| TAREFAS |
a - Traduza para inglês esta frase do texto sobre Maria Gabriela Llansol: «Alguns nascem por decisão, não por destino, e contrariam assim toda a lógica do tempo e da vida.»
b - Prolongue o texto sobre Maria Gabriela Llansol a partir do ponto em que termina.

| EXCERTO DO DOCUMENTO |
LLANSOL ENTRE NÓS
O dia de ontem foi intenso. Começou de manhã com a reportagem do Público sobre a casa e o espólio
e terminou tarde, com a sessão evocativa de Llansol na Biblioteca Municipal de Sintra, que o Presidente da Câmara abriu e João Barrento introduziu com as seguintes palavras:
Maria Gabriela Llansol faria hoje 77 anos. Ou cem, ou mil. Também podíamos dizer que nasceu hoje, aqui, neste preciso momento. No corredor lá fora, como ela sugere num dos seus livros, sobre um foco de luz. Alguns nascem por decisão, não por destino, e contrariam assim toda a lógica do tempo e da vida. Nasce-se verdadeiramente quando se enceta um caminho, quando se entra «numa dada signografia do há [do nosso modo de estar-aí] em que a nossa biografia se confunde com a geografia dos mundos», para se lançar num percurso de metamorfose contínua, o único que garante «o eterno retorno do mútuo» e a anulação da morte. Llansol seguiu este caminho, decidiu um dia (significativamente, já depois de ter publicado dois livros) nascer para a escrita, e isso significa, nas suas palavras, dizer o mundo, os múltiplos mundos do mundo, «sem esperança, nem impostura» – sem «ilusão garantida», explica, e sem cedências aos discursos gregários, sejam eles os do clã, da polis ou da chamada «literatura». Isso a fez nascer para a escrita nas margens da língua que levou consigo para o exílio, mas com um idioma próprio, fora da literatura, no espaço inconfundível da sua escrita fulgurante. E é isso que nos permite dizer hoje que ela está, estará, entre nós. Sem metáfora. Antes naquele sentido em que o seu «mestre do júbilo», o filósofo Spinoza, pôde dizer que «sentimos e experimentamos que somos eternos», porque «uma coisa que tende a perseverar no seu ser, se nenhuma causa exterior a destruir, continuará a existir sempre» (Ética III, viii). Mas também naquele outro sentido, puramente llansoliano, que desde O Livro das Comunidades nos vem dizendo que «a morte se apaga na escrita», e «é como um enleamento de alegria num lugar sombrio e húmido» de onde progressivamente volta a emergir a luz. Por isso, ao desejo e à interrogação da Maria Gabriela, quando escreve em Amigo e Amiga «quero saber mais do mundo para onde irei», nós podemos responder hoje: esse mundo é aqui. É aqui, é agora, é ontem, é sempre. Como naquele fragmento de Mestre Eckhart, incluído sem aspas n' O Livro das Comunidades, que explica de que modo se leva a cabo a criação em nós pela permanente eternização do instante:
«se eu me concentrar num fragmento do tempo não é hoje, nem amanhã mas se eu me concentrar num fragmento do tempo, agora, esse fragmento revelará todo o tempo.»

| DADOS REGISTADOS |
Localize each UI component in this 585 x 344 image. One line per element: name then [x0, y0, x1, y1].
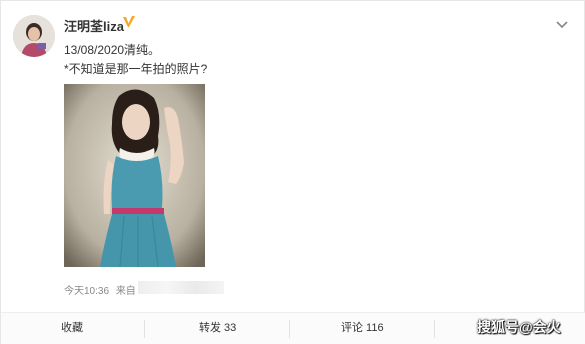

| RESPOSTAS ÀS TAREFAS |
a - Some are born by decision, not by destiny, and thus defy all the logic of time and life.

b -
É assim que melhor se podem ler os livros de Maria Gabriela Llansol, é assim que podemos sentir a sua presença entre nós. Nós, os do Espaço Llansol, que tivémos o privilégio de conhecer mais de perto a Maria Gabriela e receber o seu legado, sentimo-lo hoje no nosso dia a dia, naquela casa da antiga Estalagem da Raposa. Mas isso só acontece porque outros se juntaram a nós e nos permitiram, e permitirão de futuro, manter viva essa presença, para que o Texto continue a sua viagem – um percurso que conhecemos hoje melhor, e que vamos descobrindo pelos atalhos e veredas por onde ele foi ganhando forma –, uma viagem iniciada há setenta anos, com aquele caderninho onde a menina de oito anos (que aos seis já lia, ou ouvia ler, Fernando Pessoa), escreveu: «... nesta cama me deitei, para dormir e descansar. Se vier o inimigo...»
O inimigo veio, no dia 3 de Março deste ano, mas não arrasou a cidadela. Pelo contrário, as muralhas continuam de pé, e a aventura arqueológica em que nos lançámos tem à sua frente cidades inteiras por revelar. É isso que tentamos ir fazendo, que estamos já a fazer, com a ajuda de vários amigos do «Espaço Llansol» – expressão que, no sentido que a Maria Gabriela lhe deu, não é apenas um espaço físico, mas o Lugar de todos os mundos presentes na sua Obra, «lugar onde não há resignação nem morte, lugar de vida sob o signo dos afectos, no seu triplo registo: o Belo, o Pensamento e o Vivo», como se lê na nossa «Carta de Princípios».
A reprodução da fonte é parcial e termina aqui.